═════ Material provided ═════
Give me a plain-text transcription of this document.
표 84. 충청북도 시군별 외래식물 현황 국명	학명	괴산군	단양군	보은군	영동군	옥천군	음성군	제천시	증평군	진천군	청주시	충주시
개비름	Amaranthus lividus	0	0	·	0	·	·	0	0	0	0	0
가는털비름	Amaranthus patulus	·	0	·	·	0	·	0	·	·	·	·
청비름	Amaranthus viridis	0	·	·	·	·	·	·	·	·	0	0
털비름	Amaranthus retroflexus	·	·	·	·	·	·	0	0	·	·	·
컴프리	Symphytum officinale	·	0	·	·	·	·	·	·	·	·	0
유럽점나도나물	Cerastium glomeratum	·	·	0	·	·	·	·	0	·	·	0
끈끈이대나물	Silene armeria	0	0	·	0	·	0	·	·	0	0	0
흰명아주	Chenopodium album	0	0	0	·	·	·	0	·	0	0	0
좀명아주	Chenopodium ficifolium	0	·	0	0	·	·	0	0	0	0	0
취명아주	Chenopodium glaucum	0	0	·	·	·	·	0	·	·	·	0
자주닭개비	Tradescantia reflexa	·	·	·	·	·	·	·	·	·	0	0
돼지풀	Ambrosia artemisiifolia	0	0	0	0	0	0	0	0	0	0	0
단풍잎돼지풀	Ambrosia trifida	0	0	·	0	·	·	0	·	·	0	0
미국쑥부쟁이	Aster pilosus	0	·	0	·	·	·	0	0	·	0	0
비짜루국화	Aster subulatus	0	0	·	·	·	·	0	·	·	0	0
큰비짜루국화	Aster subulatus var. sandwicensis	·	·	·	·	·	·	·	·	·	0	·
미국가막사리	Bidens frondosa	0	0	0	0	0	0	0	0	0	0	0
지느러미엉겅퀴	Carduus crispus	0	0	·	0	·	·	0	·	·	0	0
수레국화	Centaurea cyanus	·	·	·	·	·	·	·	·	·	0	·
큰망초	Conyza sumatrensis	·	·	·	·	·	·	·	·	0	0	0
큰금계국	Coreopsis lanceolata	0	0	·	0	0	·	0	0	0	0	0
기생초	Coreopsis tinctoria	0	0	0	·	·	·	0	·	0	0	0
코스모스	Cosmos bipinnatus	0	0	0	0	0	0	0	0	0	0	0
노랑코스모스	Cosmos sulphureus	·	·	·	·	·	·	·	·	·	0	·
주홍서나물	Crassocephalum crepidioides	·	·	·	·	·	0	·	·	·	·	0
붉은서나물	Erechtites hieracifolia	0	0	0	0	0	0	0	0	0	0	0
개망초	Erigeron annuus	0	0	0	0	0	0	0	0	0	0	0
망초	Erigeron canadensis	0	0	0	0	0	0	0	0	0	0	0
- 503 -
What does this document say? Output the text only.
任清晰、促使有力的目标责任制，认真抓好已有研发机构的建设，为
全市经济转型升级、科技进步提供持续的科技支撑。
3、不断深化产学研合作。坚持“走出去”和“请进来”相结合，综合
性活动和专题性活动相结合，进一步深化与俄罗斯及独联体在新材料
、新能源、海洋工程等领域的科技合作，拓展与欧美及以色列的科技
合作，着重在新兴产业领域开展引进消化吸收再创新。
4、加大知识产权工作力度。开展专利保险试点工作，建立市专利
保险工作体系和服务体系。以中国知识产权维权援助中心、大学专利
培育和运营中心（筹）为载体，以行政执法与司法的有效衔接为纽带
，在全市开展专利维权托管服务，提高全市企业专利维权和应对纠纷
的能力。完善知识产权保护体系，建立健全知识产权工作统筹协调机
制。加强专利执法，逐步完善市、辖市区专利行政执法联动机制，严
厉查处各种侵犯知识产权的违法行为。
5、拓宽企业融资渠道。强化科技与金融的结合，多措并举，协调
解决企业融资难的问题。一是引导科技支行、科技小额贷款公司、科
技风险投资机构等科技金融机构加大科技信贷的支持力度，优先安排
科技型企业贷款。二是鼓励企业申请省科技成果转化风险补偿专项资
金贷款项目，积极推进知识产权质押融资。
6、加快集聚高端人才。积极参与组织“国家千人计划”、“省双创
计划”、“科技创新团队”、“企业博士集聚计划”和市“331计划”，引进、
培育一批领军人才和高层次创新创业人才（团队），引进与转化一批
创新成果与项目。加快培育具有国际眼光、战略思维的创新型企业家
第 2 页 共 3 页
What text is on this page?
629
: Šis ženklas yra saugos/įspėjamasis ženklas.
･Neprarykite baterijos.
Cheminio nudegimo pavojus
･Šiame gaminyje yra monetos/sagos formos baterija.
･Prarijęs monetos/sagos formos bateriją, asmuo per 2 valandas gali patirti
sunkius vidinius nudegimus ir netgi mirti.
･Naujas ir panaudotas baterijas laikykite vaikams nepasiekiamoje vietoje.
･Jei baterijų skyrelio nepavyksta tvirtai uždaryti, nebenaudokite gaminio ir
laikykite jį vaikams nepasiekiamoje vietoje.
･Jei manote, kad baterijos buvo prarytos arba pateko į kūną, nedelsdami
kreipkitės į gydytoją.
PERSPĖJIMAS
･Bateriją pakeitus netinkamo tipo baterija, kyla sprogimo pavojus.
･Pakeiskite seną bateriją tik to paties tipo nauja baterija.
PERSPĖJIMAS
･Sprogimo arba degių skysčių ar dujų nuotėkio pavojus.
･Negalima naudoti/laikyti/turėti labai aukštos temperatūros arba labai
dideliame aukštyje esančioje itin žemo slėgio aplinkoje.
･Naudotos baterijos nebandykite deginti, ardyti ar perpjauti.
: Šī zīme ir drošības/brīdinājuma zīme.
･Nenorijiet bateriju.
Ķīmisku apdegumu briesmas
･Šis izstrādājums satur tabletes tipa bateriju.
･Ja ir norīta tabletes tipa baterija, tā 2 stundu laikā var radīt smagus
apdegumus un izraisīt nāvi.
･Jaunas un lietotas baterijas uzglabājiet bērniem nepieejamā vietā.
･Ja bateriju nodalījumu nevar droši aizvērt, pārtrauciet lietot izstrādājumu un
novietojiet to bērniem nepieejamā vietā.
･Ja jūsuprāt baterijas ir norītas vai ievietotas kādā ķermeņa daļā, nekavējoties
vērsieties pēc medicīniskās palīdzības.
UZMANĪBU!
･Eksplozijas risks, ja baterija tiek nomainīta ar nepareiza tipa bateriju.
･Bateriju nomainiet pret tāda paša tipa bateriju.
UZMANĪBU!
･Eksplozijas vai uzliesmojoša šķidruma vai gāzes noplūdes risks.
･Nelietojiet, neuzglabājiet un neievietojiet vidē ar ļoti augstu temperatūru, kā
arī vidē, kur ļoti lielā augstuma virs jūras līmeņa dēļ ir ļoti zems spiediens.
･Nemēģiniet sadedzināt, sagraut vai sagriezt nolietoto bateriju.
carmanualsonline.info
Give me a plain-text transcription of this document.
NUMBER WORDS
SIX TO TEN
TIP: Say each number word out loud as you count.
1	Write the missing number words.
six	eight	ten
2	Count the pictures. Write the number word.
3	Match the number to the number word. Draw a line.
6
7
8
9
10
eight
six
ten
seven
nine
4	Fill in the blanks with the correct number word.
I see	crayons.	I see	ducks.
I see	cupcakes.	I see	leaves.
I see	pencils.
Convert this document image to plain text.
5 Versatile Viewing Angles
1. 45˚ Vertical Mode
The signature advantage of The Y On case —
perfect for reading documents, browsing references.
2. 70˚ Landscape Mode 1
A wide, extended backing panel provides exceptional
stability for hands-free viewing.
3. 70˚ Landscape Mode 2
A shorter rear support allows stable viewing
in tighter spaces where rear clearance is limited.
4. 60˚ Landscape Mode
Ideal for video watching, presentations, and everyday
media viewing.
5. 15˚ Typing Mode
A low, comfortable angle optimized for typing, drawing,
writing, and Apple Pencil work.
═════
Objective: Return only those lines of the records that contain the string "Write".

Solution to this problem:
1	Write the missing number words.
2	Count the pictures. Write the number word.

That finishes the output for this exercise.